* **WHAT YOU SHOULD DO**
Your task is to copy the listing exactly, with the pictures left out.

* **GIVEN INFORMATION**
========================================================================

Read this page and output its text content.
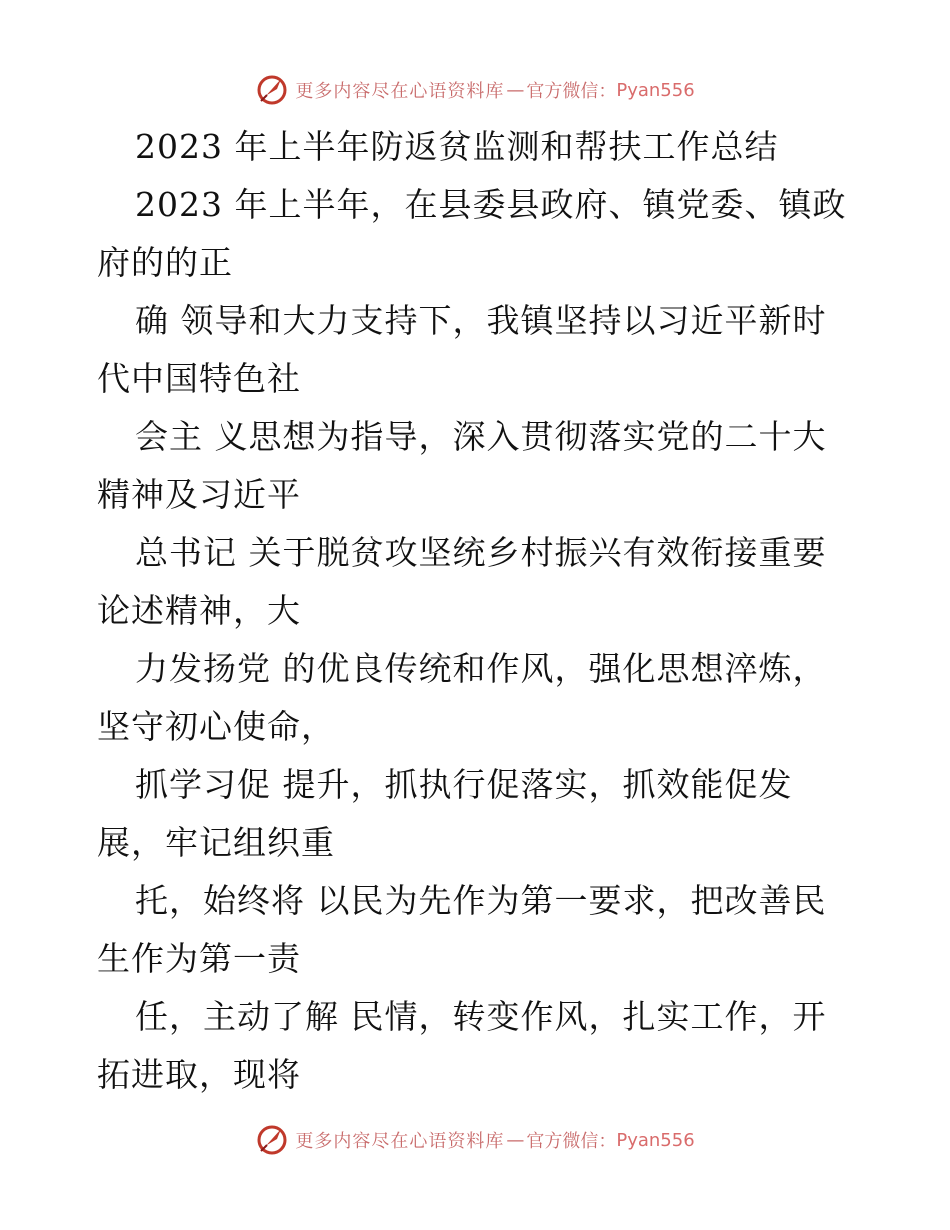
更多内容尽在心语资料库 — 官方微信： Pyan556
2023 年上半年防返贫监测和帮扶工作总结
2023 年上半年，在县委县政府、镇党委、镇政
府的的正
确 领导和大力支持下，我镇坚持以习近平新时
代中国特色社
会主 义思想为指导，深入贯彻落实党的二十大
精神及习近平
总书记 关于脱贫攻坚统乡村振兴有效衔接重要
论述精神，大
力发扬党 的优良传统和作风，强化思想淬炼，
坚守初心使命，
抓学习促 提升，抓执行促落实，抓效能促发
展，牢记组织重
托，始终将 以民为先作为第一要求，把改善民
生作为第一责
任，主动了解 民情，转变作风，扎实工作，开
拓进取，现将
更多内容尽在心语资料库 — 官方微信： Pyan556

========================================================================

* **WRITTEN REPLY**
Read this page and output its text content.
更多内容尽在心语资料库 — 官方微信： Pyan556
2023 年上半年防返贫监测和帮扶工作总结
2023 年上半年，在县委县政府、镇党委、镇政
府的的正
确 领导和大力支持下，我镇坚持以习近平新时
代中国特色社
会主 义思想为指导，深入贯彻落实党的二十大
精神及习近平
总书记 关于脱贫攻坚统乡村振兴有效衔接重要
论述精神，大
力发扬党 的优良传统和作风，强化思想淬炼，
坚守初心使命，
抓学习促 提升，抓执行促落实，抓效能促发
展，牢记组织重
托，始终将 以民为先作为第一要求，把改善民
生作为第一责
任，主动了解 民情，转变作风，扎实工作，开
拓进取，现将
更多内容尽在心语资料库 — 官方微信： Pyan556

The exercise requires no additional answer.